• Instruction:
Return the full material exactly.

• Given information:
★ ★ ★

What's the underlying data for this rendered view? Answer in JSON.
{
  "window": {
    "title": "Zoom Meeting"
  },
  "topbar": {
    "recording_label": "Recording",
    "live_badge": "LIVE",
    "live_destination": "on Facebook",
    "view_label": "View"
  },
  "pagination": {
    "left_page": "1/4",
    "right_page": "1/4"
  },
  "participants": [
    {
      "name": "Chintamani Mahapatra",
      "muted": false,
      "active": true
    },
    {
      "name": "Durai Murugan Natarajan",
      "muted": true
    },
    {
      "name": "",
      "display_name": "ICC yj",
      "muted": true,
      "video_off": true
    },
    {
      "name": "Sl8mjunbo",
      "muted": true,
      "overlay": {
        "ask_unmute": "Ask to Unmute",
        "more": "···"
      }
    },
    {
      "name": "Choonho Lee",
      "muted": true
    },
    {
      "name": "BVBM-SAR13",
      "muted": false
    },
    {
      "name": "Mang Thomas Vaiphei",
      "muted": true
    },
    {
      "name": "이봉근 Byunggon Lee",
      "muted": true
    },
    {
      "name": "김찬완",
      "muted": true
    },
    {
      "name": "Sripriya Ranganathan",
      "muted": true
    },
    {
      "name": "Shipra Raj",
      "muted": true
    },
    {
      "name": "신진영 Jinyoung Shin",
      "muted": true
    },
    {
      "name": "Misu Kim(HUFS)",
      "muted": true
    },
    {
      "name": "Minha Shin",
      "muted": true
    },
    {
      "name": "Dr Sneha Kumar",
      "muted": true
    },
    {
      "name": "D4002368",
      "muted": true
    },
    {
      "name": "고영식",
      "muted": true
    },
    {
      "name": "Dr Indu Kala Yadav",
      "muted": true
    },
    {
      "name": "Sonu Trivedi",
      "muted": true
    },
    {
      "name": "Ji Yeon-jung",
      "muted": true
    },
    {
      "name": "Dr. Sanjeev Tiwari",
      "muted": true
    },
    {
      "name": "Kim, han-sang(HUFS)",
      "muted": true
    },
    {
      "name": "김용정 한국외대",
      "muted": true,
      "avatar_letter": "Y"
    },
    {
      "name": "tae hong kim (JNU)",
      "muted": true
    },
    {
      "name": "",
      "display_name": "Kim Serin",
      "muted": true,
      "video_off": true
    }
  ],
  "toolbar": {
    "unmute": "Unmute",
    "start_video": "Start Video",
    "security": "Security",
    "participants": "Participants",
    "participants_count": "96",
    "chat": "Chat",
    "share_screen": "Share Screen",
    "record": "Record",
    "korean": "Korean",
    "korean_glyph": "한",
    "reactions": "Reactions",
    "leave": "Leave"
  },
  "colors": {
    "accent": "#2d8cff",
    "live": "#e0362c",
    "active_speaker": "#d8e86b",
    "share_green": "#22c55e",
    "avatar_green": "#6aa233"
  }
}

★ ★ ★

• Correct answer:
What's the underlying data for this rendered view? Answer in JSON.
{
  "window": {
    "title": "Zoom Meeting"
  },
  "topbar": {
    "recording_label": "Recording",
    "live_badge": "LIVE",
    "live_destination": "on Facebook",
    "view_label": "View"
  },
  "pagination": {
    "left_page": "1/4",
    "right_page": "1/4"
  },
  "participants": [
    {
      "name": "Chintamani Mahapatra",
      "muted": false,
      "active": true
    },
    {
      "name": "Durai Murugan Natarajan",
      "muted": true
    },
    {
      "name": "",
      "display_name": "ICC yj",
      "muted": true,
      "video_off": true
    },
    {
      "name": "Sl8mjunbo",
      "muted": true,
      "overlay": {
        "ask_unmute": "Ask to Unmute",
        "more": "···"
      }
    },
    {
      "name": "Choonho Lee",
      "muted": true
    },
    {
      "name": "BVBM-SAR13",
      "muted": false
    },
    {
      "name": "Mang Thomas Vaiphei",
      "muted": true
    },
    {
      "name": "이봉근 Byunggon Lee",
      "muted": true
    },
    {
      "name": "김찬완",
      "muted": true
    },
    {
      "name": "Sripriya Ranganathan",
      "muted": true
    },
    {
      "name": "Shipra Raj",
      "muted": true
    },
    {
      "name": "신진영 Jinyoung Shin",
      "muted": true
    },
    {
      "name": "Misu Kim(HUFS)",
      "muted": true
    },
    {
      "name": "Minha Shin",
      "muted": true
    },
    {
      "name": "Dr Sneha Kumar",
      "muted": true
    },
    {
      "name": "D4002368",
      "muted": true
    },
    {
      "name": "고영식",
      "muted": true
    },
    {
      "name": "Dr Indu Kala Yadav",
      "muted": true
    },
    {
      "name": "Sonu Trivedi",
      "muted": true
    },
    {
      "name": "Ji Yeon-jung",
      "muted": true
    },
    {
      "name": "Dr. Sanjeev Tiwari",
      "muted": true
    },
    {
      "name": "Kim, han-sang(HUFS)",
      "muted": true
    },
    {
      "name": "김용정 한국외대",
      "muted": true,
      "avatar_letter": "Y"
    },
    {
      "name": "tae hong kim (JNU)",
      "muted": true
    },
    {
      "name": "",
      "display_name": "Kim Serin",
      "muted": true,
      "video_off": true
    }
  ],
  "toolbar": {
    "unmute": "Unmute",
    "start_video": "Start Video",
    "security": "Security",
    "participants": "Participants",
    "participants_count": "96",
    "chat": "Chat",
    "share_screen": "Share Screen",
    "record": "Record",
    "korean": "Korean",
    "korean_glyph": "한",
    "reactions": "Reactions",
    "leave": "Leave"
  },
  "colors": {
    "accent": "#2d8cff",
    "live": "#e0362c",
    "active_speaker": "#d8e86b",
    "share_green": "#22c55e",
    "avatar_green": "#6aa233"
  }
}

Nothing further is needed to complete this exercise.